Lines of data
** Start **

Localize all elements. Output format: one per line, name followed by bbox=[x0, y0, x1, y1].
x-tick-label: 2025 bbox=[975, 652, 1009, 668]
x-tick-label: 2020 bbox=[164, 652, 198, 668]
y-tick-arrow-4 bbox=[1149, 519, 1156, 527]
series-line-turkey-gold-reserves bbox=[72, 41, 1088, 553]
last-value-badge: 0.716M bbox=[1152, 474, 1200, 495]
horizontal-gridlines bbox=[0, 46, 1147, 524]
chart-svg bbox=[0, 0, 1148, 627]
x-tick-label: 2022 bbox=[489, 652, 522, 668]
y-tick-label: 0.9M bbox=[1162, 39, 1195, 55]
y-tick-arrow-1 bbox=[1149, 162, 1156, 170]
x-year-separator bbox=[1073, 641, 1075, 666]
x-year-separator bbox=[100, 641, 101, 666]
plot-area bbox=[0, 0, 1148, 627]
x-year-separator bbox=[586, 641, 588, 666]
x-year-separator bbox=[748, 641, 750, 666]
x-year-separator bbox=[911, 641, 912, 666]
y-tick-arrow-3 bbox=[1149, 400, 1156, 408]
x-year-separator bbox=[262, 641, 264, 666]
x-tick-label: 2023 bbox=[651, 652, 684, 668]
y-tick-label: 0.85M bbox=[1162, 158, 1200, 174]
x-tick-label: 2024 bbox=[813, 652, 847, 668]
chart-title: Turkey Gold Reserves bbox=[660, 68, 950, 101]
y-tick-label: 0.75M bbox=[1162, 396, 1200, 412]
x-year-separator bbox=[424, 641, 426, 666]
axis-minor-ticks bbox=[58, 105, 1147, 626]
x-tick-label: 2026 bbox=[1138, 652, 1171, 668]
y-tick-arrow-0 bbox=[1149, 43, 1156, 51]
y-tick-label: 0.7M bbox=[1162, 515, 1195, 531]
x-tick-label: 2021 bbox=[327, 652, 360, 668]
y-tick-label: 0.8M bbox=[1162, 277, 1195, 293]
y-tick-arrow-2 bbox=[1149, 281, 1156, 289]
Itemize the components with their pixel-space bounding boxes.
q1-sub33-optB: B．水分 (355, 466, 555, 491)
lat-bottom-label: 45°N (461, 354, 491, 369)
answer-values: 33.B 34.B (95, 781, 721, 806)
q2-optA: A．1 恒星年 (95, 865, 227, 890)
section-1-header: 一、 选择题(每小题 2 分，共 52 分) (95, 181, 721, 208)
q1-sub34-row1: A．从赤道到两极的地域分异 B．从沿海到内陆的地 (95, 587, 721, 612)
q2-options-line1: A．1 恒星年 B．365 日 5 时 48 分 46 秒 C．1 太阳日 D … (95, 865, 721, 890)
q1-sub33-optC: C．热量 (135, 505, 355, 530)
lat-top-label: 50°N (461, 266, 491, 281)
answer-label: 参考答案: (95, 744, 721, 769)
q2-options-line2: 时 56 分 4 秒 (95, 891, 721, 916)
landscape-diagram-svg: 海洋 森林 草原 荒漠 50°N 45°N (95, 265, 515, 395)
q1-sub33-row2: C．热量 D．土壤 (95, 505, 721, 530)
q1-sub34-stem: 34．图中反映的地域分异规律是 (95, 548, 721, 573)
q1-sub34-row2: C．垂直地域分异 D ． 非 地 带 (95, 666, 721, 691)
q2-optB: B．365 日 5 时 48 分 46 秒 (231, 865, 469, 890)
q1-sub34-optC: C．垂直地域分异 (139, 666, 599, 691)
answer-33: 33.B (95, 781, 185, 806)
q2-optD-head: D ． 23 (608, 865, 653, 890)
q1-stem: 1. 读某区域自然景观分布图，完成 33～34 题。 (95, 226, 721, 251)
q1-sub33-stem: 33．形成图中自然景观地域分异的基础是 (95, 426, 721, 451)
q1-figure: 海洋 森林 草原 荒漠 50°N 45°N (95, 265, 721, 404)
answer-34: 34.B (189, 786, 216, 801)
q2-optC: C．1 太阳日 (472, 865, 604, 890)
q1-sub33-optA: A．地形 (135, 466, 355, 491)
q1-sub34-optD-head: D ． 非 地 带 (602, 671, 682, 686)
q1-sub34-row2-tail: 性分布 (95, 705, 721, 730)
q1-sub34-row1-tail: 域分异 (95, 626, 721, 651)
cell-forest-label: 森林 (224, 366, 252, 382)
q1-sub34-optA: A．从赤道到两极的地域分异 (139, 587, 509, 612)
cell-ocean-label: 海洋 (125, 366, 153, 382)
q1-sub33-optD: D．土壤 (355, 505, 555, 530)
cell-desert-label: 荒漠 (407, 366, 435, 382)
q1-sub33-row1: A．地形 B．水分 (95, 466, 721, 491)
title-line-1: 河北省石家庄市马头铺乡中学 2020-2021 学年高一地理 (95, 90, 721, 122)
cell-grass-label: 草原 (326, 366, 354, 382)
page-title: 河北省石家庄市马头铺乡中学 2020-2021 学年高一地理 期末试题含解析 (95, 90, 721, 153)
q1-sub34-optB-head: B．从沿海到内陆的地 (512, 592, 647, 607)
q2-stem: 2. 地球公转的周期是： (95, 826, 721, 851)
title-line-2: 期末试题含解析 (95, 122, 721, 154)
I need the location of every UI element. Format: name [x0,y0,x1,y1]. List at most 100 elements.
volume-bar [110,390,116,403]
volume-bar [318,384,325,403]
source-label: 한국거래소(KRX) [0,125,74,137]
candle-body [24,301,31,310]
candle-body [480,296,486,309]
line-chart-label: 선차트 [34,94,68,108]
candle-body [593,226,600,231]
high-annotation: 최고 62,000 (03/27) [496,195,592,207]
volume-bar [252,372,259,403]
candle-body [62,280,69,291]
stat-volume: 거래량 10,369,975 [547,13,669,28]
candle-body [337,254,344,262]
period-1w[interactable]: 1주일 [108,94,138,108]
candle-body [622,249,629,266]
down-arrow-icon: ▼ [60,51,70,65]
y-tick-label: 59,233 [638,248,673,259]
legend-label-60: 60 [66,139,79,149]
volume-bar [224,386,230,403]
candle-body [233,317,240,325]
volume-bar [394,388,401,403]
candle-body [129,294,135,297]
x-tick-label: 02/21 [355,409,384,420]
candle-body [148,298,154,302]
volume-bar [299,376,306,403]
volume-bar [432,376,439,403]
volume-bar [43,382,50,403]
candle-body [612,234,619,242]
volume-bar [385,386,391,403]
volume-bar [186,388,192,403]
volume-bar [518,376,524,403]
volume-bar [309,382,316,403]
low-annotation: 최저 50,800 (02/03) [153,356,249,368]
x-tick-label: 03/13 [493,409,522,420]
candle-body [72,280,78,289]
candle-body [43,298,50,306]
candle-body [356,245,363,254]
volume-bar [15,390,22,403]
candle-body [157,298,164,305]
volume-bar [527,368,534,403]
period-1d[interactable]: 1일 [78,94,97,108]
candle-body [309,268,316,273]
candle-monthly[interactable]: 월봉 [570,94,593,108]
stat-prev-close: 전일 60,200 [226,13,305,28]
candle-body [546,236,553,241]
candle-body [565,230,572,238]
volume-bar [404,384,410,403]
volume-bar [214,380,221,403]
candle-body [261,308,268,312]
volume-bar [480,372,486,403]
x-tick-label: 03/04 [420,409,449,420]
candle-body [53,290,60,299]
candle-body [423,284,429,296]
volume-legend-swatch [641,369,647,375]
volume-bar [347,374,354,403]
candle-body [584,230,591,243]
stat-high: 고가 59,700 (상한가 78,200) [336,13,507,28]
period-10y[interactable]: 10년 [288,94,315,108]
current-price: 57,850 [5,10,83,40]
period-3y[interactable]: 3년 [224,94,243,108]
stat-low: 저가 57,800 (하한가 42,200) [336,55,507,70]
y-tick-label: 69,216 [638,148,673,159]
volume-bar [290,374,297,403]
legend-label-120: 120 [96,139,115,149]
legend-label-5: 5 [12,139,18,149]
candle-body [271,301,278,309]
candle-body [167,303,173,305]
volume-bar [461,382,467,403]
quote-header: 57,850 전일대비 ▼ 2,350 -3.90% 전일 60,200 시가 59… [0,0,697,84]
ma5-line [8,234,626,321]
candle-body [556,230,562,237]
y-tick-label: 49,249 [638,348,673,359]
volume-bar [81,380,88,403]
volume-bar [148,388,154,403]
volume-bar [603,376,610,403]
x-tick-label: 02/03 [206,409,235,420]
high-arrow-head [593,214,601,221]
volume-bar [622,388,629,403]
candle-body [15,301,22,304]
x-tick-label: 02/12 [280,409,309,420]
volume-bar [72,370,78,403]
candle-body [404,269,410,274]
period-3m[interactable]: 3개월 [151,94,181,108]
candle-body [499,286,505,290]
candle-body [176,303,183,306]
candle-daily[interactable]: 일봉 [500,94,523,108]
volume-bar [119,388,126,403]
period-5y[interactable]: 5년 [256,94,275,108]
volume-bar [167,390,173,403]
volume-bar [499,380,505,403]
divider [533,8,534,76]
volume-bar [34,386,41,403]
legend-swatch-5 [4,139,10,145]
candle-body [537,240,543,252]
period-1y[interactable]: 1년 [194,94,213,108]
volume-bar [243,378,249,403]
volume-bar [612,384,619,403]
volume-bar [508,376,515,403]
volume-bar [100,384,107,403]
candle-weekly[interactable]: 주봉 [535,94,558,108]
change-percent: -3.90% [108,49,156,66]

** End **

- [Task goal] Rewrite every line of the entries, from the first line through the line containing "last-value-badge: 0.716M bbox=[1152, 474, 1200, 495]", as a Markdown table with a Row column holding the row number and a Line column holding the line. Leave out any blank lines.

- [Result of this exercise]
| Row | Line |
|---|---|
| 1 | Localize all elements. Output format: one per line, name followed by bbox=[x0, y0, x1, y1]. |
| 2 | x-tick-label: 2025 bbox=[975, 652, 1009, 668] |
| 3 | x-tick-label: 2020 bbox=[164, 652, 198, 668] |
| 4 | y-tick-arrow-4 bbox=[1149, 519, 1156, 527] |
| 5 | series-line-turkey-gold-reserves bbox=[72, 41, 1088, 553] |
| 6 | last-value-badge: 0.716M bbox=[1152, 474, 1200, 495] |